» **WHAT THE TASK ASKS**: Work through the data below line by line and say how many lines hold "UNIT"; give only the number.

» **DATA PROVIDED**:
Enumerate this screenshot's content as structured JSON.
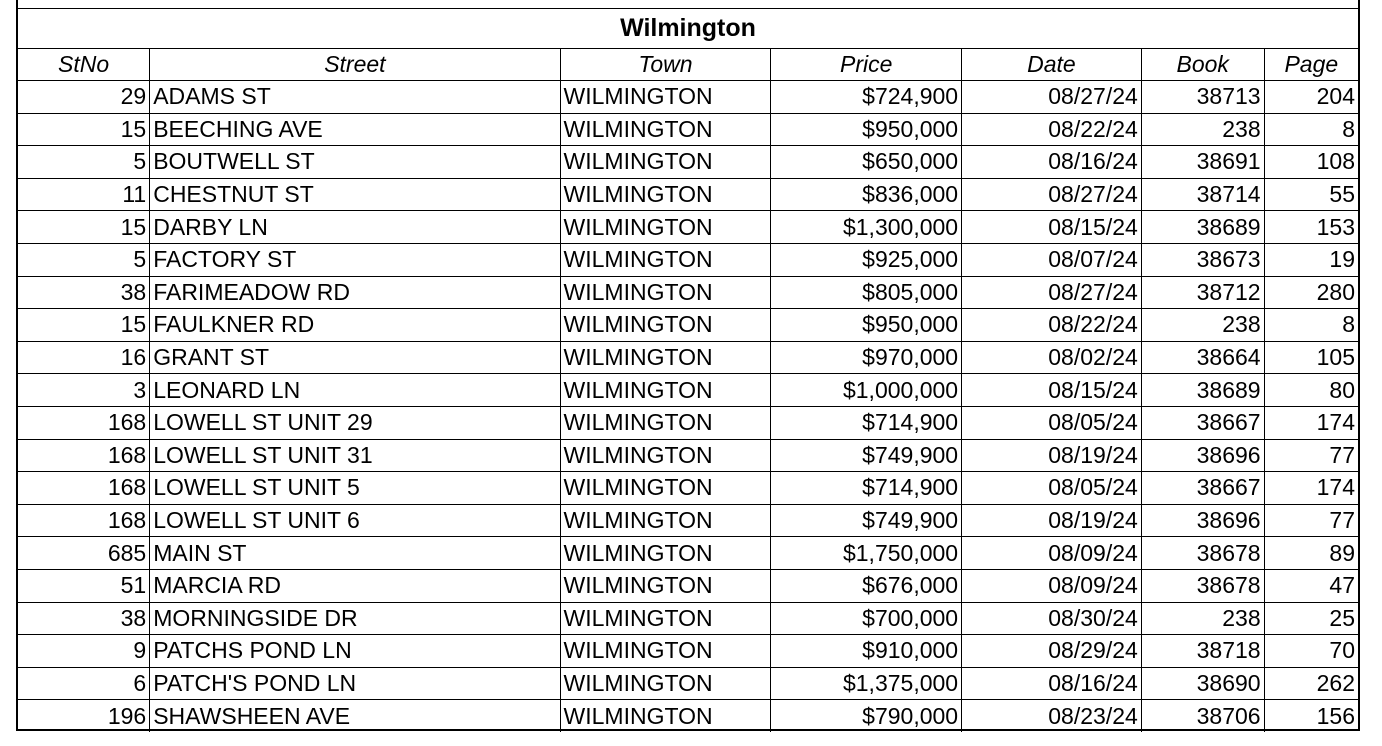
{
  "title": "Wilmington",
  "headers": [
    "StNo",
    "Street",
    "Town",
    "Price",
    "Date",
    "Book",
    "Page"
  ],
  "rows": [
    [
      "29",
      "ADAMS ST",
      "WILMINGTON",
      "$724,900",
      "08/27/24",
      "38713",
      "204"
    ],
    [
      "15",
      "BEECHING AVE",
      "WILMINGTON",
      "$950,000",
      "08/22/24",
      "238",
      "8"
    ],
    [
      "5",
      "BOUTWELL ST",
      "WILMINGTON",
      "$650,000",
      "08/16/24",
      "38691",
      "108"
    ],
    [
      "11",
      "CHESTNUT ST",
      "WILMINGTON",
      "$836,000",
      "08/27/24",
      "38714",
      "55"
    ],
    [
      "15",
      "DARBY LN",
      "WILMINGTON",
      "$1,300,000",
      "08/15/24",
      "38689",
      "153"
    ],
    [
      "5",
      "FACTORY ST",
      "WILMINGTON",
      "$925,000",
      "08/07/24",
      "38673",
      "19"
    ],
    [
      "38",
      "FARIMEADOW RD",
      "WILMINGTON",
      "$805,000",
      "08/27/24",
      "38712",
      "280"
    ],
    [
      "15",
      "FAULKNER RD",
      "WILMINGTON",
      "$950,000",
      "08/22/24",
      "238",
      "8"
    ],
    [
      "16",
      "GRANT ST",
      "WILMINGTON",
      "$970,000",
      "08/02/24",
      "38664",
      "105"
    ],
    [
      "3",
      "LEONARD LN",
      "WILMINGTON",
      "$1,000,000",
      "08/15/24",
      "38689",
      "80"
    ],
    [
      "168",
      "LOWELL ST UNIT 29",
      "WILMINGTON",
      "$714,900",
      "08/05/24",
      "38667",
      "174"
    ],
    [
      "168",
      "LOWELL ST UNIT 31",
      "WILMINGTON",
      "$749,900",
      "08/19/24",
      "38696",
      "77"
    ],
    [
      "168",
      "LOWELL ST UNIT 5",
      "WILMINGTON",
      "$714,900",
      "08/05/24",
      "38667",
      "174"
    ],
    [
      "168",
      "LOWELL ST UNIT 6",
      "WILMINGTON",
      "$749,900",
      "08/19/24",
      "38696",
      "77"
    ],
    [
      "685",
      "MAIN ST",
      "WILMINGTON",
      "$1,750,000",
      "08/09/24",
      "38678",
      "89"
    ],
    [
      "51",
      "MARCIA RD",
      "WILMINGTON",
      "$676,000",
      "08/09/24",
      "38678",
      "47"
    ],
    [
      "38",
      "MORNINGSIDE DR",
      "WILMINGTON",
      "$700,000",
      "08/30/24",
      "238",
      "25"
    ],
    [
      "9",
      "PATCHS POND LN",
      "WILMINGTON",
      "$910,000",
      "08/29/24",
      "38718",
      "70"
    ],
    [
      "6",
      "PATCH'S POND LN",
      "WILMINGTON",
      "$1,375,000",
      "08/16/24",
      "38690",
      "262"
    ],
    [
      "196",
      "SHAWSHEEN AVE",
      "WILMINGTON",
      "$790,000",
      "08/23/24",
      "38706",
      "156"
    ]
  ]
}
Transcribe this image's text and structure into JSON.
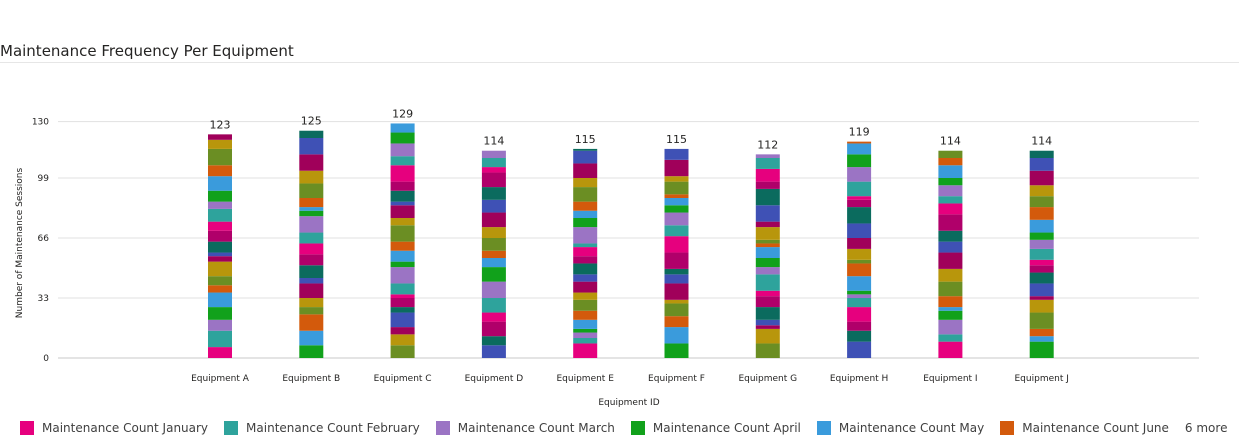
{
  "title": "Maintenance Frequency Per Equipment",
  "legend": {
    "items": [
      {
        "label": "Maintenance Count January",
        "color": "#E6007E"
      },
      {
        "label": "Maintenance Count February",
        "color": "#2EA39C"
      },
      {
        "label": "Maintenance Count March",
        "color": "#9B74C4"
      },
      {
        "label": "Maintenance Count April",
        "color": "#11A11B"
      },
      {
        "label": "Maintenance Count May",
        "color": "#3A9BDC"
      },
      {
        "label": "Maintenance Count June",
        "color": "#D35A0C"
      }
    ],
    "more_label": "6 more"
  },
  "chart_data": {
    "type": "bar",
    "stacked": true,
    "title": "Maintenance Frequency Per Equipment",
    "xlabel": "Equipment ID",
    "ylabel": "Number of Maintenance Sessions",
    "ylim": [
      0,
      132
    ],
    "yticks": [
      0,
      33,
      66,
      99,
      130
    ],
    "grid": true,
    "legend_position": "bottom",
    "categories": [
      "Equipment A",
      "Equipment B",
      "Equipment C",
      "Equipment D",
      "Equipment E",
      "Equipment F",
      "Equipment G",
      "Equipment H",
      "Equipment I",
      "Equipment J"
    ],
    "totals": [
      123,
      125,
      129,
      114,
      115,
      115,
      112,
      119,
      114,
      114
    ],
    "palette": [
      "#E6007E",
      "#2EA39C",
      "#9B74C4",
      "#11A11B",
      "#3A9BDC",
      "#D35A0C",
      "#6B8E23",
      "#B8960C",
      "#A0005A",
      "#3F51B5",
      "#0B6B5E",
      "#B0006A"
    ]
  }
}
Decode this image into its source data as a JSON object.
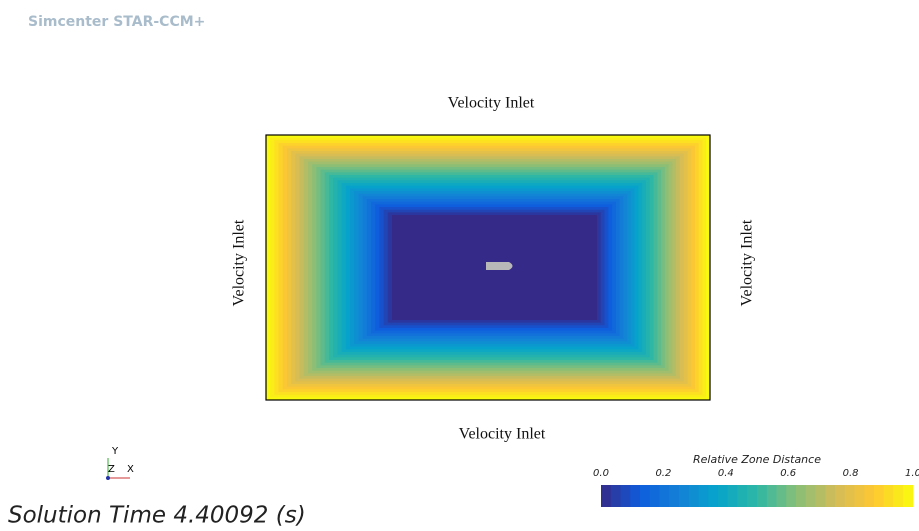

» **EXPECTED ANSWER**: 4